■ EXERCISE OBJECTIVE ■
Reproduce all of the records exactly.

[Stored records]

═══

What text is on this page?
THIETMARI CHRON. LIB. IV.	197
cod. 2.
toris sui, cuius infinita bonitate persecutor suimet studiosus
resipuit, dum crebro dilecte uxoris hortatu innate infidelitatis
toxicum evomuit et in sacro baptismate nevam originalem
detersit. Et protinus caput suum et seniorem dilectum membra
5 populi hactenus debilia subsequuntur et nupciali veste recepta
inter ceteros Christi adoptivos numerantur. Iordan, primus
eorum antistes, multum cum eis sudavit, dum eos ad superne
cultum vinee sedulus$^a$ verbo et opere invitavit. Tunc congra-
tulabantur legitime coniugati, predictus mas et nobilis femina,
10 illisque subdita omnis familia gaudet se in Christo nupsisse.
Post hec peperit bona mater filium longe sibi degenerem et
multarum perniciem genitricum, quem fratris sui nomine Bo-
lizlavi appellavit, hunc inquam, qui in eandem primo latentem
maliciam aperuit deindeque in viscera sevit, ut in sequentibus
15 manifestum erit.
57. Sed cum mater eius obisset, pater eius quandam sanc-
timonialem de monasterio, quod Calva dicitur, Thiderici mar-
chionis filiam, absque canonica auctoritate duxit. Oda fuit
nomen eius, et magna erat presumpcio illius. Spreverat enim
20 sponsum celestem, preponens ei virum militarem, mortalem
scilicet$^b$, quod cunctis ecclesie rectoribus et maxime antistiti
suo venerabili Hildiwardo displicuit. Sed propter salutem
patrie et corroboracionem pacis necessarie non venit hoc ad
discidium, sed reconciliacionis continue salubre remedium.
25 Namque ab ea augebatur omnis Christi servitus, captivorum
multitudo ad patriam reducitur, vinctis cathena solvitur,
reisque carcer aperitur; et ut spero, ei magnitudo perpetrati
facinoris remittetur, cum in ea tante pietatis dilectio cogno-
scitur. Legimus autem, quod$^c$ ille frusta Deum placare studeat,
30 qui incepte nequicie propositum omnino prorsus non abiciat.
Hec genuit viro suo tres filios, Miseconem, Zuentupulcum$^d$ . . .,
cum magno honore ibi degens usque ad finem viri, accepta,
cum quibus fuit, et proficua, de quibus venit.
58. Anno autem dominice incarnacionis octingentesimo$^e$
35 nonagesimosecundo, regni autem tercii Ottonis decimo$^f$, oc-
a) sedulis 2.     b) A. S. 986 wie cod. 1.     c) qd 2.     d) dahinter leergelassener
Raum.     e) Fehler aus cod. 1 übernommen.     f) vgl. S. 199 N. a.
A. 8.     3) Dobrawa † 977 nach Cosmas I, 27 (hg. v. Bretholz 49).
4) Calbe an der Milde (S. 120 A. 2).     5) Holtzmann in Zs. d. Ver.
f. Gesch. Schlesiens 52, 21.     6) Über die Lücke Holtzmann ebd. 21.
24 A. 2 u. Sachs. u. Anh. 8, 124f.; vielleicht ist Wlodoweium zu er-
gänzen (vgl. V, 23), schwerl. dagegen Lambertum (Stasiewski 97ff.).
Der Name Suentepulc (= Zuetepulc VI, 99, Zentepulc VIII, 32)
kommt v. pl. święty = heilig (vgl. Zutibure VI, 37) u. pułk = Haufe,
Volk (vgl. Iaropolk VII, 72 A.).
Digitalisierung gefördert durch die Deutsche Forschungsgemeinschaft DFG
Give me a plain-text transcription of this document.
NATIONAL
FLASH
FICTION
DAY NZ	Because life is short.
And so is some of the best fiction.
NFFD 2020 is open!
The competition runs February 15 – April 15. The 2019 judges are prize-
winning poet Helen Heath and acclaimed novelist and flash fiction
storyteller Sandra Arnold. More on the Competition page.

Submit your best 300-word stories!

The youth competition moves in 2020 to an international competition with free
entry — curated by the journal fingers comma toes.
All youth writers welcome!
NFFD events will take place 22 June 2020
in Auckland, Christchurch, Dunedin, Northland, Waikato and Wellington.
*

═══

■ EXERCISE RESULT ■
What text is on this page?
THIETMARI CHRON. LIB. IV.	197
cod. 2.
toris sui, cuius infinita bonitate persecutor suimet studiosus
resipuit, dum crebro dilecte uxoris hortatu innate infidelitatis
toxicum evomuit et in sacro baptismate nevam originalem
detersit. Et protinus caput suum et seniorem dilectum membra
5 populi hactenus debilia subsequuntur et nupciali veste recepta
inter ceteros Christi adoptivos numerantur. Iordan, primus
eorum antistes, multum cum eis sudavit, dum eos ad superne
cultum vinee sedulus$^a$ verbo et opere invitavit. Tunc congra-
tulabantur legitime coniugati, predictus mas et nobilis femina,
10 illisque subdita omnis familia gaudet se in Christo nupsisse.
Post hec peperit bona mater filium longe sibi degenerem et
multarum perniciem genitricum, quem fratris sui nomine Bo-
lizlavi appellavit, hunc inquam, qui in eandem primo latentem
maliciam aperuit deindeque in viscera sevit, ut in sequentibus
15 manifestum erit.
57. Sed cum mater eius obisset, pater eius quandam sanc-
timonialem de monasterio, quod Calva dicitur, Thiderici mar-
chionis filiam, absque canonica auctoritate duxit. Oda fuit
nomen eius, et magna erat presumpcio illius. Spreverat enim
20 sponsum celestem, preponens ei virum militarem, mortalem
scilicet$^b$, quod cunctis ecclesie rectoribus et maxime antistiti
suo venerabili Hildiwardo displicuit. Sed propter salutem
patrie et corroboracionem pacis necessarie non venit hoc ad
discidium, sed reconciliacionis continue salubre remedium.
25 Namque ab ea augebatur omnis Christi servitus, captivorum
multitudo ad patriam reducitur, vinctis cathena solvitur,
reisque carcer aperitur; et ut spero, ei magnitudo perpetrati
facinoris remittetur, cum in ea tante pietatis dilectio cogno-
scitur. Legimus autem, quod$^c$ ille frusta Deum placare studeat,
30 qui incepte nequicie propositum omnino prorsus non abiciat.
Hec genuit viro suo tres filios, Miseconem, Zuentupulcum$^d$ . . .,
cum magno honore ibi degens usque ad finem viri, accepta,
cum quibus fuit, et proficua, de quibus venit.
58. Anno autem dominice incarnacionis octingentesimo$^e$
35 nonagesimosecundo, regni autem tercii Ottonis decimo$^f$, oc-
a) sedulis 2.     b) A. S. 986 wie cod. 1.     c) qd 2.     d) dahinter leergelassener
Raum.     e) Fehler aus cod. 1 übernommen.     f) vgl. S. 199 N. a.
A. 8.     3) Dobrawa † 977 nach Cosmas I, 27 (hg. v. Bretholz 49).
4) Calbe an der Milde (S. 120 A. 2).     5) Holtzmann in Zs. d. Ver.
f. Gesch. Schlesiens 52, 21.     6) Über die Lücke Holtzmann ebd. 21.
24 A. 2 u. Sachs. u. Anh. 8, 124f.; vielleicht ist Wlodoweium zu er-
gänzen (vgl. V, 23), schwerl. dagegen Lambertum (Stasiewski 97ff.).
Der Name Suentepulc (= Zuetepulc VI, 99, Zentepulc VIII, 32)
kommt v. pl. święty = heilig (vgl. Zutibure VI, 37) u. pułk = Haufe,
Volk (vgl. Iaropolk VII, 72 A.).
Digitalisierung gefördert durch die Deutsche Forschungsgemeinschaft DFG
Give me a plain-text transcription of this document.
NATIONAL
FLASH
FICTION
DAY NZ	Because life is short.
And so is some of the best fiction.
NFFD 2020 is open!
The competition runs February 15 – April 15. The 2019 judges are prize-
winning poet Helen Heath and acclaimed novelist and flash fiction
storyteller Sandra Arnold. More on the Competition page.

Submit your best 300-word stories!

The youth competition moves in 2020 to an international competition with free
entry — curated by the journal fingers comma toes.
All youth writers welcome!
NFFD events will take place 22 June 2020
in Auckland, Christchurch, Dunedin, Northland, Waikato and Wellington.
*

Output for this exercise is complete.